→ **EXERCISE PROMPT**
Restate the listing below word for word, omitting any images.

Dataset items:

* * * * * * *

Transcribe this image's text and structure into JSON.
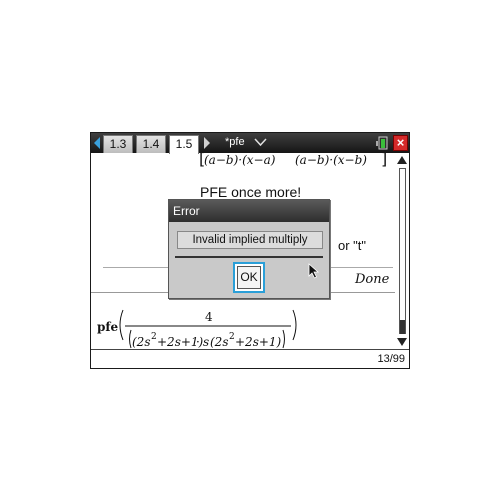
{
  "tabs": [
    {
      "label": "1.3",
      "active": false
    },
    {
      "label": "1.4",
      "active": false
    },
    {
      "label": "1.5",
      "active": true
    }
  ],
  "document": {
    "name": "*pfe"
  },
  "icons": {
    "nav_left": "arrow-left-icon",
    "nav_right": "arrow-right-icon",
    "doc_menu": "chevron-down-icon",
    "battery": "battery-icon",
    "close": "close-icon",
    "cursor": "pointer-cursor-icon"
  },
  "colors": {
    "accent": "#2a9fd8",
    "close": "#d42a2a",
    "battery": "#3bbf3b"
  },
  "content": {
    "top_formula": {
      "left": "(a−b)·(x−a)",
      "right": "(a−b)·(x−b)"
    },
    "pfe_text": "PFE once more!",
    "partial_text": "or \"t\"",
    "done_label": "Done",
    "pfe_expression": {
      "function": "pfe",
      "numerator": "4",
      "denominator_left": "(2s",
      "denominator_left_rest": "+2s+1)",
      "dot": "·",
      "denominator_right_s": "s",
      "denominator_right": "(2s",
      "denominator_right_rest": "+2s+1)",
      "exponent": "2"
    }
  },
  "status": {
    "page": "13/99"
  },
  "dialog": {
    "title": "Error",
    "message": "Invalid implied multiply",
    "ok_label": "OK"
  }
}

* * * * * * *

→ **RIGHT ANSWER**
Transcribe this image's text and structure into JSON.
{
  "tabs": [
    {
      "label": "1.3",
      "active": false
    },
    {
      "label": "1.4",
      "active": false
    },
    {
      "label": "1.5",
      "active": true
    }
  ],
  "document": {
    "name": "*pfe"
  },
  "icons": {
    "nav_left": "arrow-left-icon",
    "nav_right": "arrow-right-icon",
    "doc_menu": "chevron-down-icon",
    "battery": "battery-icon",
    "close": "close-icon",
    "cursor": "pointer-cursor-icon"
  },
  "colors": {
    "accent": "#2a9fd8",
    "close": "#d42a2a",
    "battery": "#3bbf3b"
  },
  "content": {
    "top_formula": {
      "left": "(a−b)·(x−a)",
      "right": "(a−b)·(x−b)"
    },
    "pfe_text": "PFE once more!",
    "partial_text": "or \"t\"",
    "done_label": "Done",
    "pfe_expression": {
      "function": "pfe",
      "numerator": "4",
      "denominator_left": "(2s",
      "denominator_left_rest": "+2s+1)",
      "dot": "·",
      "denominator_right_s": "s",
      "denominator_right": "(2s",
      "denominator_right_rest": "+2s+1)",
      "exponent": "2"
    }
  },
  "status": {
    "page": "13/99"
  },
  "dialog": {
    "title": "Error",
    "message": "Invalid implied multiply",
    "ok_label": "OK"
  }
}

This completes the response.